[WORK TO COMPLETE] Copy out the entries in full and with complete accuracy; pictures are excluded.

━━━━

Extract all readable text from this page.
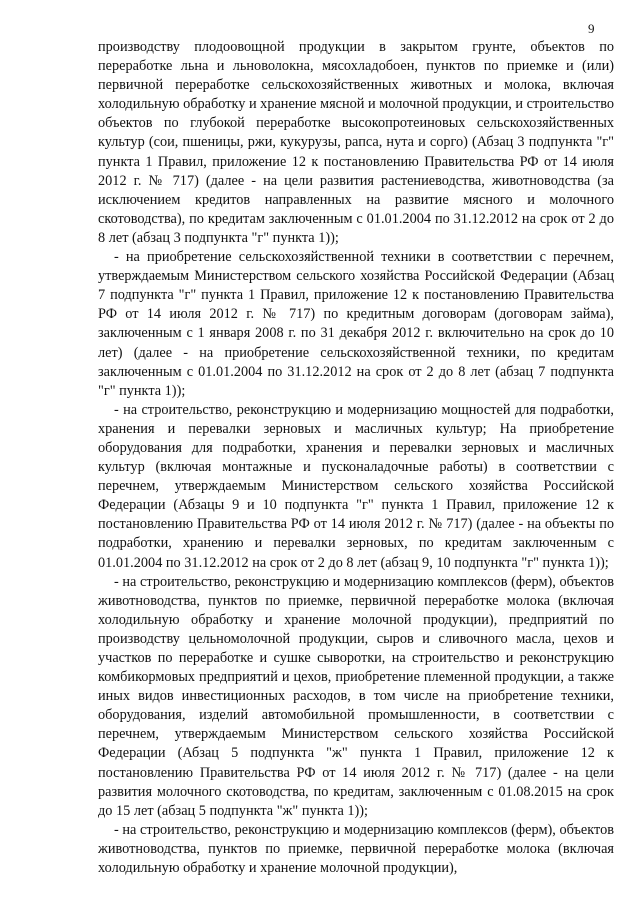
9

производству плодоовощной продукции в закрытом грунте, объектов по переработке льна и льноволокна, мясохладобоен, пунктов по приемке и (или) первичной переработке сельскохозяйственных животных и молока, включая холодильную обработку и хранение мясной и молочной продукции, и строительство объектов по глубокой переработке высокопротеиновых сельскохозяйственных культур (сои, пшеницы, ржи, кукурузы, рапса, нута и сорго) (Абзац 3 подпункта "г" пункта 1 Правил, приложение 12 к постановлению Правительства РФ от 14 июля 2012 г. № 717) (далее - на цели развития растениеводства, животноводства (за исключением кредитов направленных на развитие мясного и молочного скотоводства), по кредитам заключенным с 01.01.2004 по 31.12.2012 на срок от 2 до 8 лет (абзац 3 подпункта "г" пункта 1));

- на приобретение сельскохозяйственной техники в соответствии с перечнем, утверждаемым Министерством сельского хозяйства Российской Федерации (Абзац 7 подпункта "г" пункта 1 Правил, приложение 12 к постановлению Правительства РФ от 14 июля 2012 г. № 717) по кредитным договорам (договорам займа), заключенным с 1 января 2008 г. по 31 декабря 2012 г. включительно на срок до 10 лет) (далее - на приобретение сельскохозяйственной техники, по кредитам заключенным с 01.01.2004 по 31.12.2012 на срок от 2 до 8 лет (абзац 7 подпункта "г" пункта 1));

- на строительство, реконструкцию и модернизацию мощностей для подработки, хранения и перевалки зерновых и масличных культур; На приобретение оборудования для подработки, хранения и перевалки зерновых и масличных культур (включая монтажные и пусконаладочные работы) в соответствии с перечнем, утверждаемым Министерством сельского хозяйства Российской Федерации (Абзацы 9 и 10 подпункта "г" пункта 1 Правил, приложение 12 к постановлению Правительства РФ от 14 июля 2012 г. № 717) (далее - на объекты по подработки, хранению и перевалки зерновых, по кредитам заключенным с 01.01.2004 по 31.12.2012 на срок от 2 до 8 лет (абзац 9, 10 подпункта "г" пункта 1));

- на строительство, реконструкцию и модернизацию комплексов (ферм), объектов животноводства, пунктов по приемке, первичной переработке молока (включая холодильную обработку и хранение молочной продукции), предприятий по производству цельномолочной продукции, сыров и сливочного масла, цехов и участков по переработке и сушке сыворотки, на строительство и реконструкцию комбикормовых предприятий и цехов, приобретение племенной продукции, а также иных видов инвестиционных расходов, в том числе на приобретение техники, оборудования, изделий автомобильной промышленности, в соответствии с перечнем, утверждаемым Министерством сельского хозяйства Российской Федерации (Абзац 5 подпункта "ж" пункта 1 Правил, приложение 12 к постановлению Правительства РФ от 14 июля 2012 г. № 717) (далее - на цели развития молочного скотоводства, по кредитам, заключенным с 01.08.2015 на срок до 15 лет (абзац 5 подпункта "ж" пункта 1));

- на строительство, реконструкцию и модернизацию комплексов (ферм), объектов животноводства, пунктов по приемке, первичной переработке молока (включая холодильную обработку и хранение молочной продукции),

━━━━

[WRITTEN SOLUTION]
Extract all readable text from this page.
9

производству плодоовощной продукции в закрытом грунте, объектов по переработке льна и льноволокна, мясохладобоен, пунктов по приемке и (или) первичной переработке сельскохозяйственных животных и молока, включая холодильную обработку и хранение мясной и молочной продукции, и строительство объектов по глубокой переработке высокопротеиновых сельскохозяйственных культур (сои, пшеницы, ржи, кукурузы, рапса, нута и сорго) (Абзац 3 подпункта "г" пункта 1 Правил, приложение 12 к постановлению Правительства РФ от 14 июля 2012 г. № 717) (далее - на цели развития растениеводства, животноводства (за исключением кредитов направленных на развитие мясного и молочного скотоводства), по кредитам заключенным с 01.01.2004 по 31.12.2012 на срок от 2 до 8 лет (абзац 3 подпункта "г" пункта 1));

- на приобретение сельскохозяйственной техники в соответствии с перечнем, утверждаемым Министерством сельского хозяйства Российской Федерации (Абзац 7 подпункта "г" пункта 1 Правил, приложение 12 к постановлению Правительства РФ от 14 июля 2012 г. № 717) по кредитным договорам (договорам займа), заключенным с 1 января 2008 г. по 31 декабря 2012 г. включительно на срок до 10 лет) (далее - на приобретение сельскохозяйственной техники, по кредитам заключенным с 01.01.2004 по 31.12.2012 на срок от 2 до 8 лет (абзац 7 подпункта "г" пункта 1));

- на строительство, реконструкцию и модернизацию мощностей для подработки, хранения и перевалки зерновых и масличных культур; На приобретение оборудования для подработки, хранения и перевалки зерновых и масличных культур (включая монтажные и пусконаладочные работы) в соответствии с перечнем, утверждаемым Министерством сельского хозяйства Российской Федерации (Абзацы 9 и 10 подпункта "г" пункта 1 Правил, приложение 12 к постановлению Правительства РФ от 14 июля 2012 г. № 717) (далее - на объекты по подработки, хранению и перевалки зерновых, по кредитам заключенным с 01.01.2004 по 31.12.2012 на срок от 2 до 8 лет (абзац 9, 10 подпункта "г" пункта 1));

- на строительство, реконструкцию и модернизацию комплексов (ферм), объектов животноводства, пунктов по приемке, первичной переработке молока (включая холодильную обработку и хранение молочной продукции), предприятий по производству цельномолочной продукции, сыров и сливочного масла, цехов и участков по переработке и сушке сыворотки, на строительство и реконструкцию комбикормовых предприятий и цехов, приобретение племенной продукции, а также иных видов инвестиционных расходов, в том числе на приобретение техники, оборудования, изделий автомобильной промышленности, в соответствии с перечнем, утверждаемым Министерством сельского хозяйства Российской Федерации (Абзац 5 подпункта "ж" пункта 1 Правил, приложение 12 к постановлению Правительства РФ от 14 июля 2012 г. № 717) (далее - на цели развития молочного скотоводства, по кредитам, заключенным с 01.08.2015 на срок до 15 лет (абзац 5 подпункта "ж" пункта 1));

- на строительство, реконструкцию и модернизацию комплексов (ферм), объектов животноводства, пунктов по приемке, первичной переработке молока (включая холодильную обработку и хранение молочной продукции),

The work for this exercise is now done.